- **The task**
Copy out each line in the material below that has the word "Будинок".

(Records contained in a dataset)
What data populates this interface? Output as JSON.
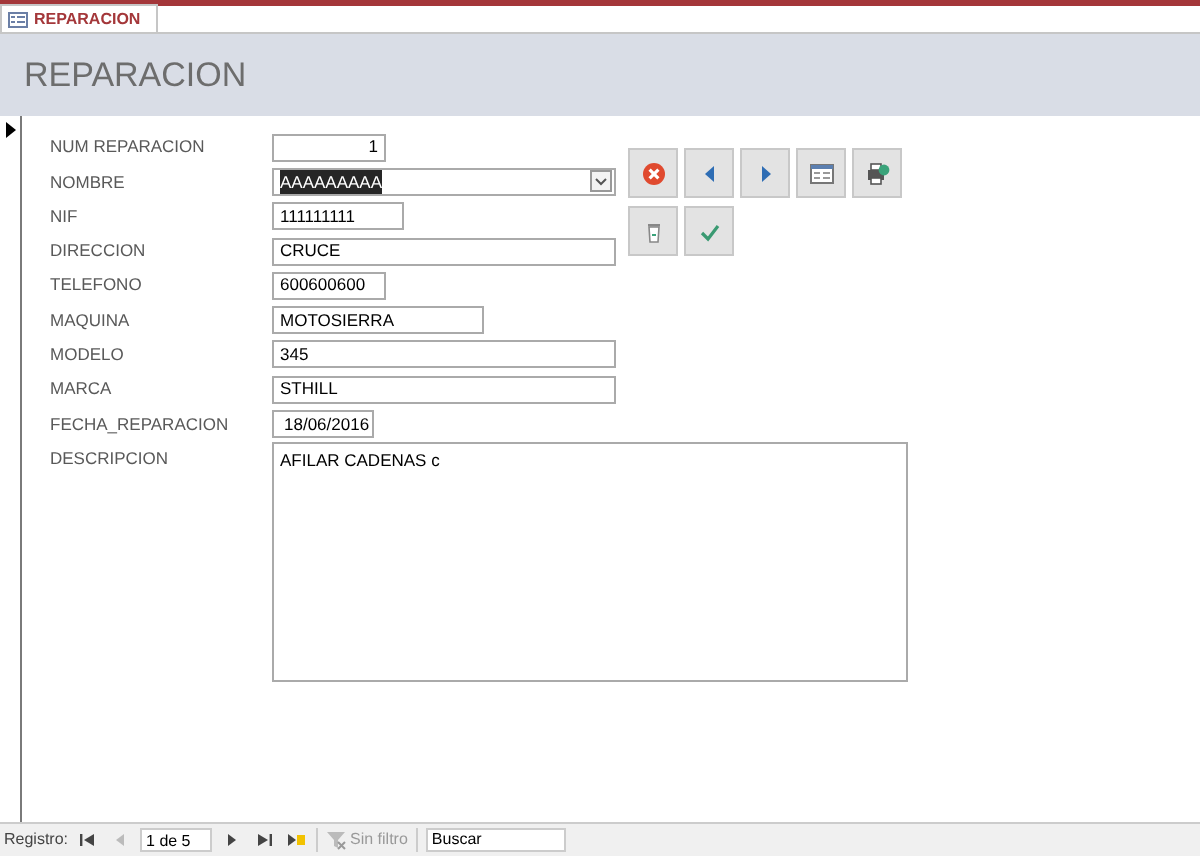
{
  "tab": {
    "label": "REPARACION",
    "selected": true
  },
  "header": {
    "title": "REPARACION"
  },
  "fields": [
    {
      "label": "NUM REPARACION",
      "kind": "number",
      "value": "1",
      "text_selected": false
    },
    {
      "label": "NOMBRE",
      "kind": "combo",
      "value": "AAAAAAAAA",
      "text_selected": true
    },
    {
      "label": "NIF",
      "kind": "text",
      "value": "111111111",
      "text_selected": false
    },
    {
      "label": "DIRECCION",
      "kind": "text",
      "value": "CRUCE",
      "text_selected": false
    },
    {
      "label": "TELEFONO",
      "kind": "text",
      "value": "600600600",
      "text_selected": false
    },
    {
      "label": "MAQUINA",
      "kind": "text",
      "value": "MOTOSIERRA",
      "text_selected": false
    },
    {
      "label": "MODELO",
      "kind": "text",
      "value": "345",
      "text_selected": false
    },
    {
      "label": "MARCA",
      "kind": "text",
      "value": "STHILL",
      "text_selected": false
    },
    {
      "label": "FECHA_REPARACION",
      "kind": "date",
      "value": "18/06/2016",
      "text_selected": false
    },
    {
      "label": "DESCRIPCION",
      "kind": "memo",
      "value": "AFILAR CADENAS c",
      "text_selected": false
    }
  ],
  "buttons": [
    [
      {
        "kind": "delete"
      },
      {
        "kind": "previous"
      },
      {
        "kind": "next"
      },
      {
        "kind": "form"
      },
      {
        "kind": "print"
      }
    ],
    [
      {
        "kind": "trash"
      },
      {
        "kind": "save"
      }
    ]
  ],
  "status_bar": {
    "label": "Registro:",
    "position": "1 de 5",
    "filter": "Sin filtro",
    "search_placeholder": "Buscar",
    "nav_buttons": [
      {
        "kind": "first",
        "disabled": false
      },
      {
        "kind": "prev",
        "disabled": true
      },
      {
        "kind": "next",
        "disabled": false
      },
      {
        "kind": "last",
        "disabled": false
      },
      {
        "kind": "new",
        "disabled": false
      }
    ]
  }
}
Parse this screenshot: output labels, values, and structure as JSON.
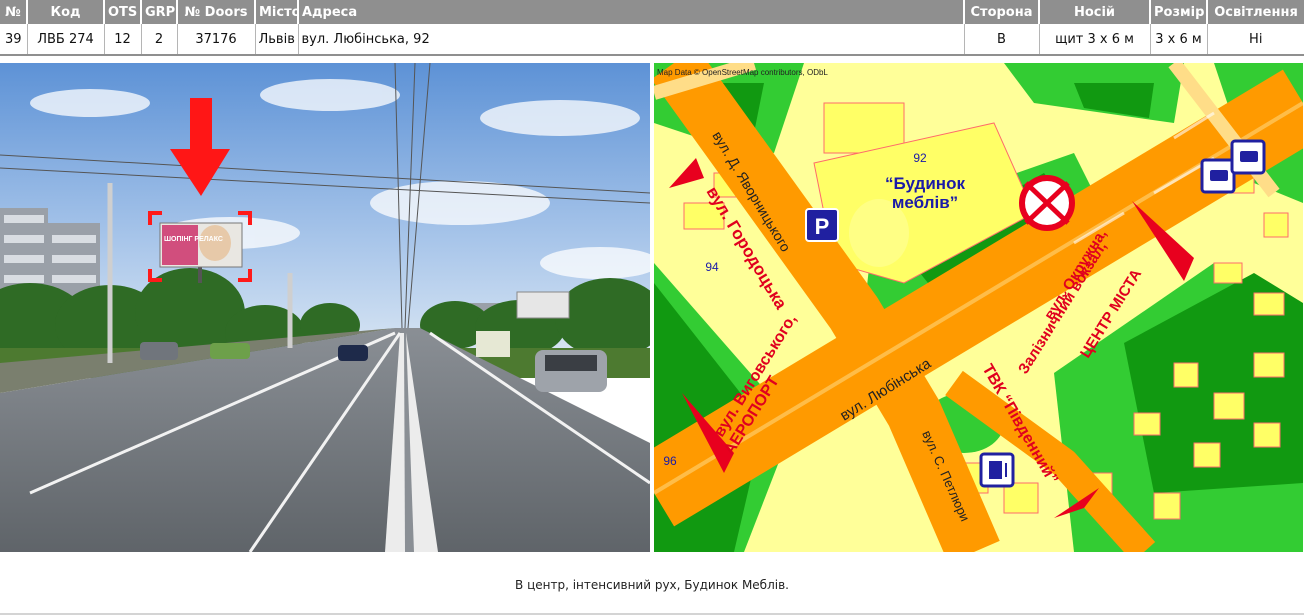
{
  "table": {
    "headers": [
      "№",
      "Код",
      "OTS",
      "GRP",
      "№ Doors",
      "Місто",
      "Адреса",
      "Сторона",
      "Носій",
      "Розмір",
      "Освітлення"
    ],
    "row": [
      "39",
      "ЛВБ 274",
      "12",
      "2",
      "37176",
      "Львів",
      "вул. Любінська, 92",
      "В",
      "щит 3 х 6 м",
      "3 х 6 м",
      "Ні"
    ]
  },
  "photo": {
    "billboard_text": "ШОПІНГ РЕЛАКС"
  },
  "map": {
    "attribution": "Map Data © OpenStreetMap contributors, ODbL",
    "house_92": "92",
    "house_94": "94",
    "house_96": "96",
    "parking_letter": "P",
    "furniture_line1": "“Будинок",
    "furniture_line2": "меблів”",
    "street_yavornytskoho": "вул. Д. Яворницького",
    "street_horodotska": "вул. Городоцька",
    "street_vyhovskoho_1": "вул. Виговського,",
    "street_vyhovskoho_2": "АЕРОПОРТ",
    "street_lyubinska": "вул. Любінська",
    "street_okruzhna_1": "вул. Окружна,",
    "street_okruzhna_2": "Залізничний вокзал,",
    "street_okruzhna_3": "ЦЕНТР МІСТА",
    "mall_name": "ТВК “Південний”",
    "street_petlyury": "вул. С. Петлюри"
  },
  "caption": "В центр, інтенсивний рух, Будинок Меблів.",
  "colors": {
    "header_bg": "#8f8f8f",
    "map_road": "#ff9a00",
    "map_block": "#ffff99",
    "map_green": "#33cc33",
    "map_label_red": "#e0001e",
    "map_label_blue": "#1a1aa8",
    "arrow_red": "#e8001e"
  }
}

- **Result for this task**
    "furniture_line1": "“Будинок",
  "caption": "В центр, інтенсивний рух, Будинок Меблів.",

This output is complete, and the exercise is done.